__Source text__:
-*-
On Wednesday a spokesman for the Foreign Ministry, Mikhail L. Kamynin, said that it was important to "grasp nuances" in Iran's lengthy written response and that Russia would continue to use its influence with the Iranians.

Urging the Bush administration to "grasp nuances", especially over a matter as important to them as attacking Iran, is like asking an alcoholic to begin a 12-step program on New Year's Eve.

Friday, August 25, 2006

U.S. Cracks Down On Hezbollah TV Provider In NYC

Additional evidence (as if any more is needed by our readers) that the wars of the 21st century will be fought with increasing emphasis on information operations.

A New York man was arrested yesterday on charges that he conspired to support a terrorist group by providing U.S. residents with access to Hezbollah's satellite channel, al-Manar.

Javed Iqbal runs HDTV Corp., a Brooklyn-based company registered with the Federal Communications Commission that provides satellite television transmissions to cable operators, private companies, government organizations and individual customers.

According to an affidavit made public yesterday in U.S. District Court in New York, a paid FBI confidential informant told law enforcement officials in February that Iqbal's company was selling "satellite television service, including access to al-Manar broadcasts." The informant then had a recorded conversation during which Iqbal offered al-Manar broadcasts along with other Arab television stations.

The U.S. Treasury Department in March designated al-Manar a "global terrorist entity" and a media arm of the Hezbollah terrorist network. The designation froze al-Manar's assets in the United States and prohibited any transactions between Americans and al-Manar.

Iqbal's attorney, Mustapha Ndanusa, said yesterday that the accusations against his client are "completely ridiculous," according to the Associated Press. Ndanusa added that he is not aware of another instance in which someone was accused of violating U.S. laws by enabling access to a news outlet.

This episode is important in that governments are starting to find it harder to sell hare-brained military pursuits to their citizenry in the wired world. Without a population that is complacent when faced with the idea of fighting unprovoked wars, those urging such actions quickly lose political traction, and the enterprise becomes unworkable.
-*-
__Your goal__:
Rewrite the stretch of the source text from "The U.S. Treasury" through "Americans and al-Manar.", putting "blocked" in place of "froze".

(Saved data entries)
-*-
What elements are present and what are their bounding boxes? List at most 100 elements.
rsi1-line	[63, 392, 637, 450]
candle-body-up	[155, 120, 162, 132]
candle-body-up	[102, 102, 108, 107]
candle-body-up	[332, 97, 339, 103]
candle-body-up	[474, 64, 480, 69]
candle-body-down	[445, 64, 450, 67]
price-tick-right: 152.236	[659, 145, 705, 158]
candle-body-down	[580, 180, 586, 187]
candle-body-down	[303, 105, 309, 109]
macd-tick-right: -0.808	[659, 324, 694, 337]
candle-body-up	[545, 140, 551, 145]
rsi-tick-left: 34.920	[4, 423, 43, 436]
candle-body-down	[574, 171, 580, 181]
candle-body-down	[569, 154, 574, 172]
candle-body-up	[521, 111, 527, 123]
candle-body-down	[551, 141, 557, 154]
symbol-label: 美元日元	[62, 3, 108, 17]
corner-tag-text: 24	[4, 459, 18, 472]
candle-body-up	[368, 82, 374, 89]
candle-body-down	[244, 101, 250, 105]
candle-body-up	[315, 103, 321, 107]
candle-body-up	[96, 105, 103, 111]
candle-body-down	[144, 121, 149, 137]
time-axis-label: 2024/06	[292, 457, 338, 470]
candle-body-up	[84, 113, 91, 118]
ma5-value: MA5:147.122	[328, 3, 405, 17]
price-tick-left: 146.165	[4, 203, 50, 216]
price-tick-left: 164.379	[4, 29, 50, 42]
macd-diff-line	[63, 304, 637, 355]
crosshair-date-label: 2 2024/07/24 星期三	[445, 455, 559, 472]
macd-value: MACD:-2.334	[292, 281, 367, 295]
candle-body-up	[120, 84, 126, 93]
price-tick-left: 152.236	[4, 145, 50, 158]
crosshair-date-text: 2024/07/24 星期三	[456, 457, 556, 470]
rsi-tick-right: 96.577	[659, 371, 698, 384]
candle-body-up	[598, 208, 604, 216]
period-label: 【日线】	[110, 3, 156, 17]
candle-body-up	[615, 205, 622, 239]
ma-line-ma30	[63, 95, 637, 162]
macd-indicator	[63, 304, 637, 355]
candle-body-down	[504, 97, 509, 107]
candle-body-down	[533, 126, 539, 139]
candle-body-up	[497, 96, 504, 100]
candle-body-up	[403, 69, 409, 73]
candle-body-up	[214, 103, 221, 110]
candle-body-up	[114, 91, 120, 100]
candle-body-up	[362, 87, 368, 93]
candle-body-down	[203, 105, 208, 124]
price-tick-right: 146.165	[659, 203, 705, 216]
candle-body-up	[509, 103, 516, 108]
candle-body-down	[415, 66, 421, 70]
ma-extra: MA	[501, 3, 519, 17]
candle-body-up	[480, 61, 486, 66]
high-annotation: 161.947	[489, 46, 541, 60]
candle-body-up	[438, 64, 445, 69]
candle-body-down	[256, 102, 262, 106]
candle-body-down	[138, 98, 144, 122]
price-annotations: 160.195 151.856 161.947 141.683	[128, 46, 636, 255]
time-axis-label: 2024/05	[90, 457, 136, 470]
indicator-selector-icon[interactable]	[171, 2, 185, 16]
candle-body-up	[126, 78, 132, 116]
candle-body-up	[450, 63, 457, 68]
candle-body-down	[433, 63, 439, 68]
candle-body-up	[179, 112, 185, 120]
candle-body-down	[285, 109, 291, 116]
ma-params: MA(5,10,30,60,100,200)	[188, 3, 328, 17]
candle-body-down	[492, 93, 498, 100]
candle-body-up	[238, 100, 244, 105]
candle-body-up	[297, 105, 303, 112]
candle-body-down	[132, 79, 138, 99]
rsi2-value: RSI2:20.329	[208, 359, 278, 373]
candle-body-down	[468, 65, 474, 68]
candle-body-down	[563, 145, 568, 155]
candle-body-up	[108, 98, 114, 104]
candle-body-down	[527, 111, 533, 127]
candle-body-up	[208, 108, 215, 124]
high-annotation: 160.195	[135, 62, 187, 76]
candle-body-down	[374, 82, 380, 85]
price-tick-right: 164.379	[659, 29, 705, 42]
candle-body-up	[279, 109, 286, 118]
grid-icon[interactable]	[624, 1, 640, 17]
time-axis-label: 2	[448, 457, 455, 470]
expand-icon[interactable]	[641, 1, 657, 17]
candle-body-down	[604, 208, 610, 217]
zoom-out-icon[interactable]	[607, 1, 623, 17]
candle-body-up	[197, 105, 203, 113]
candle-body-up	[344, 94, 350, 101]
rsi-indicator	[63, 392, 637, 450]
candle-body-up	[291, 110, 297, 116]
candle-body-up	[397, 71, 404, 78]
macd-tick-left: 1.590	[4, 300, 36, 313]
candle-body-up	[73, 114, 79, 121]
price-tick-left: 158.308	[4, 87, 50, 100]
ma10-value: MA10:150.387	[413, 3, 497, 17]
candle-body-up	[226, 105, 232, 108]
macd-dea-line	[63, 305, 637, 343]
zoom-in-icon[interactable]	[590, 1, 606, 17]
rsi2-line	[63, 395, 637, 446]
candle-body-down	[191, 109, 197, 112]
-*-
__Task output__:
The U.S. Treasury Department in March designated al-Manar a "global terrorist entity" and a media arm of the Hezbollah terrorist network. The designation blocked al-Manar's assets in the United States and prohibited any transactions between Americans and al-Manar.